# ENTRIES PROVIDED start

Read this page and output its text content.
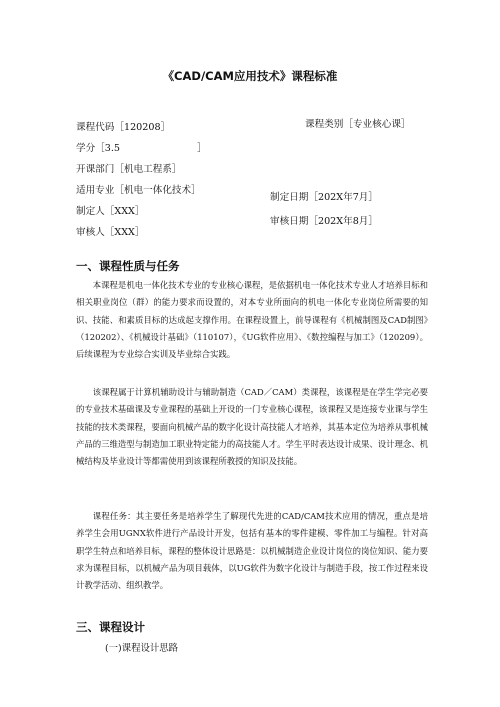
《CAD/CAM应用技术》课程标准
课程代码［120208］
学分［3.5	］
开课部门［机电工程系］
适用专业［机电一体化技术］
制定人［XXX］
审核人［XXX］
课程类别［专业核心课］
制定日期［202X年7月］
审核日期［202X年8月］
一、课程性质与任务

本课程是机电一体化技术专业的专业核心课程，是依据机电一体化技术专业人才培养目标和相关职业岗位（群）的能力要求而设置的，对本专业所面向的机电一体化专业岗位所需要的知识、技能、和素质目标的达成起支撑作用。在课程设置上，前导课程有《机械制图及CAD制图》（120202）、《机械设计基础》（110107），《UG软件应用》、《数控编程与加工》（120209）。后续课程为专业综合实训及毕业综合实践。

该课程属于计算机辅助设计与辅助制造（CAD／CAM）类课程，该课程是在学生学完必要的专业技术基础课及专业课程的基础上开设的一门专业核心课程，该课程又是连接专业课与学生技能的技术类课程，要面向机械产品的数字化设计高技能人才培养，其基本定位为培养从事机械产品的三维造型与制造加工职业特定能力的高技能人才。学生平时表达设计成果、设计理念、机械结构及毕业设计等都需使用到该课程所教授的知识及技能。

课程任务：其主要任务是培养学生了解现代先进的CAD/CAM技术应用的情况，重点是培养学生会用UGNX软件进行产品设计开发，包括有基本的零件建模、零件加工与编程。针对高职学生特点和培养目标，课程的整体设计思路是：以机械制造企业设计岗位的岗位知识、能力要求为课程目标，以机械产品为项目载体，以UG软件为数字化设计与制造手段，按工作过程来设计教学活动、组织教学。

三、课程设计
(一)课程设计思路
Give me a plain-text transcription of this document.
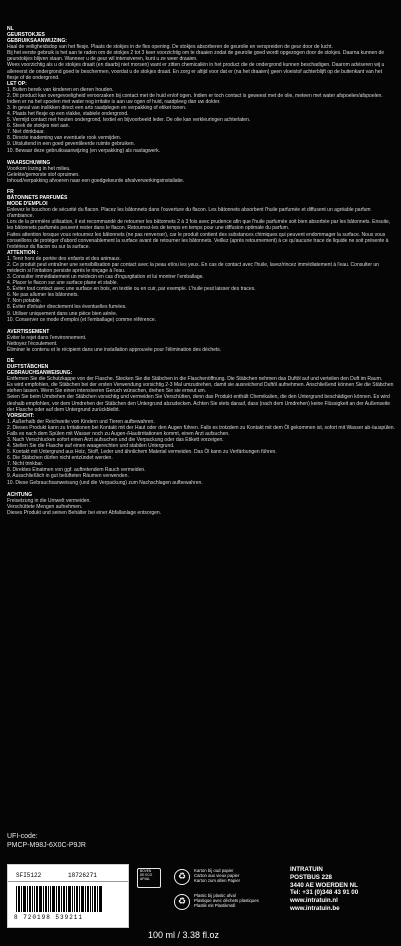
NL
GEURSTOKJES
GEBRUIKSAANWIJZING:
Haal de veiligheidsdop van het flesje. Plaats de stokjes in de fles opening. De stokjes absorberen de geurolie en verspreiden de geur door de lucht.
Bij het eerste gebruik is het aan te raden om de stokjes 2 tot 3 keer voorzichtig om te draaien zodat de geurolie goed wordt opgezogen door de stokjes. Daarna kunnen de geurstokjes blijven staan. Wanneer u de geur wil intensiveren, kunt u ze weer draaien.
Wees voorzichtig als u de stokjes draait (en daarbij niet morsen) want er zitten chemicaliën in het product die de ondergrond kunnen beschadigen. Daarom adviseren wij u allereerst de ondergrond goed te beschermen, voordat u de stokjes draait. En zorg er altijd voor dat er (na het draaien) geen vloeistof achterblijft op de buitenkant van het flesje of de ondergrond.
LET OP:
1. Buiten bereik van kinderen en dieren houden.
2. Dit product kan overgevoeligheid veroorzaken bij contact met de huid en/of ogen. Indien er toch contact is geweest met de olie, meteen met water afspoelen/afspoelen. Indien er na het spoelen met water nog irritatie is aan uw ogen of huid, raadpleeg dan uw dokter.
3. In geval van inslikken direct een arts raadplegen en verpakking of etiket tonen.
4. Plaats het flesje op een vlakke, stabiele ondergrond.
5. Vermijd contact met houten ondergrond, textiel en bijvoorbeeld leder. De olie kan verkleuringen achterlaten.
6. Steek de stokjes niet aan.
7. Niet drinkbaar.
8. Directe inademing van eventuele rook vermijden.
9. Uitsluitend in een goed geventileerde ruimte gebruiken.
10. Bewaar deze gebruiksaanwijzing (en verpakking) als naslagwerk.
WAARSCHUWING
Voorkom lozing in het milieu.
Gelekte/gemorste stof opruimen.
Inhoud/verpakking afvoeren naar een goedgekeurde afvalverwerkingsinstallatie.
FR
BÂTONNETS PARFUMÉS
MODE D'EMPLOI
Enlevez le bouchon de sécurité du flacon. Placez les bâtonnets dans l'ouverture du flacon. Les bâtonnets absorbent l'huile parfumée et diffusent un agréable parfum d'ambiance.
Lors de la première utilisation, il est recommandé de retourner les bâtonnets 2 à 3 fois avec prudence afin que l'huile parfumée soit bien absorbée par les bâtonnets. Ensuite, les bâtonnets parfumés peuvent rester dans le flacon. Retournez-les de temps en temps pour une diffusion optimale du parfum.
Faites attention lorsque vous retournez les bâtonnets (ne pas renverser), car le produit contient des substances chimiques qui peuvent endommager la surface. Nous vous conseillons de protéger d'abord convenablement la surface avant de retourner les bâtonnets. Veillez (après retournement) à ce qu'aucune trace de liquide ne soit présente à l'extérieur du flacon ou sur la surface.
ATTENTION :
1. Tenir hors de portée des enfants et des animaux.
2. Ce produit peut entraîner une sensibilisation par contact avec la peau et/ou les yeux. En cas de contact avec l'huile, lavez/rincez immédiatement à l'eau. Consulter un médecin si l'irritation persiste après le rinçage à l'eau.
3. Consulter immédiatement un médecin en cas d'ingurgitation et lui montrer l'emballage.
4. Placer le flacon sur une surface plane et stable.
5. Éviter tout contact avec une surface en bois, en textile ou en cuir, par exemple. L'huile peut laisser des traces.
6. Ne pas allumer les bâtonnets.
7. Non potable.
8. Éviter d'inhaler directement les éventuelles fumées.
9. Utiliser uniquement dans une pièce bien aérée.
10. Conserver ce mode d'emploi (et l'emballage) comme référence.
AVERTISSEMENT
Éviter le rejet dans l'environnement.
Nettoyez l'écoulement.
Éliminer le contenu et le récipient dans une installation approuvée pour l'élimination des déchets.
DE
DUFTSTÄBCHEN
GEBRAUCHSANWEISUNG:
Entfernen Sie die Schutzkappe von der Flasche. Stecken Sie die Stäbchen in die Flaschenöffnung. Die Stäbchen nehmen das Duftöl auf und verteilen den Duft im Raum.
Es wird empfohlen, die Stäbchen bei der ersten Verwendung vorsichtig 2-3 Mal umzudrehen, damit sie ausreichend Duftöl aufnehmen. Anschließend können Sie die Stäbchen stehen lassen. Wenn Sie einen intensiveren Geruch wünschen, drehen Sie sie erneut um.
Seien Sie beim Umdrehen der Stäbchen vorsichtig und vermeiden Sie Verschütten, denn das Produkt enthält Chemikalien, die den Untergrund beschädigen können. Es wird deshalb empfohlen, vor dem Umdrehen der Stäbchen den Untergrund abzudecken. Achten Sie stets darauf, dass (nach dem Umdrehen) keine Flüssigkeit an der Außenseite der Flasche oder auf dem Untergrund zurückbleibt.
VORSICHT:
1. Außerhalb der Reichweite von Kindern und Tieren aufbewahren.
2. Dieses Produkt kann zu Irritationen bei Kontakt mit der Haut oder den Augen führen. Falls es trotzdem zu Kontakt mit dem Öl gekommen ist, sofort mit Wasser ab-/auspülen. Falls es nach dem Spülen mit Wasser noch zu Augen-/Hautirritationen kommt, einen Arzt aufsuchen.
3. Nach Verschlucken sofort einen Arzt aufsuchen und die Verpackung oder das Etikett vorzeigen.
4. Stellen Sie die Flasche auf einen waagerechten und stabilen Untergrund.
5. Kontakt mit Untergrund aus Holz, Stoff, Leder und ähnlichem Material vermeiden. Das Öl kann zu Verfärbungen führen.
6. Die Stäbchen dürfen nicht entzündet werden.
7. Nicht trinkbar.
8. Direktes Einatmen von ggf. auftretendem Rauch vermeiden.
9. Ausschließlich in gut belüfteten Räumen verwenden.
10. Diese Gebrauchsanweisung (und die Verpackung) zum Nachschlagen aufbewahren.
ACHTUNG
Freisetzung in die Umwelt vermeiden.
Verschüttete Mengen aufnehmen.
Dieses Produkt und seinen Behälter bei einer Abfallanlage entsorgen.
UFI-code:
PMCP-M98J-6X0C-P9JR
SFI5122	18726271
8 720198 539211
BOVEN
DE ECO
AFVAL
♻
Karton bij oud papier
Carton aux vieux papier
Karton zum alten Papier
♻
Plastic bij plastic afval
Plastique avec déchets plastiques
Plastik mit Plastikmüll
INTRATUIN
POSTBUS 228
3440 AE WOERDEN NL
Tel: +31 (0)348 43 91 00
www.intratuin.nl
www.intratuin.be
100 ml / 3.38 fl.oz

# ENTRIES PROVIDED end

#### INSTRUCTIONS FOR THE TASK
Check each line of the entries above for the word "geurolie". List the ones that have it.

#### REPLY
Haal de veiligheidsdop van het flesje. Plaats de stokjes in de fles opening. De stokjes absorberen de geurolie en verspreiden de geur door de lucht.
Bij het eerste gebruik is het aan te raden om de stokjes 2 tot 3 keer voorzichtig om te draaien zodat de geurolie goed wordt opgezogen door de stokjes. Daarna kunnen de geurstokjes blijven staan. Wanneer u de geur wil intensiveren, kunt u ze weer draaien.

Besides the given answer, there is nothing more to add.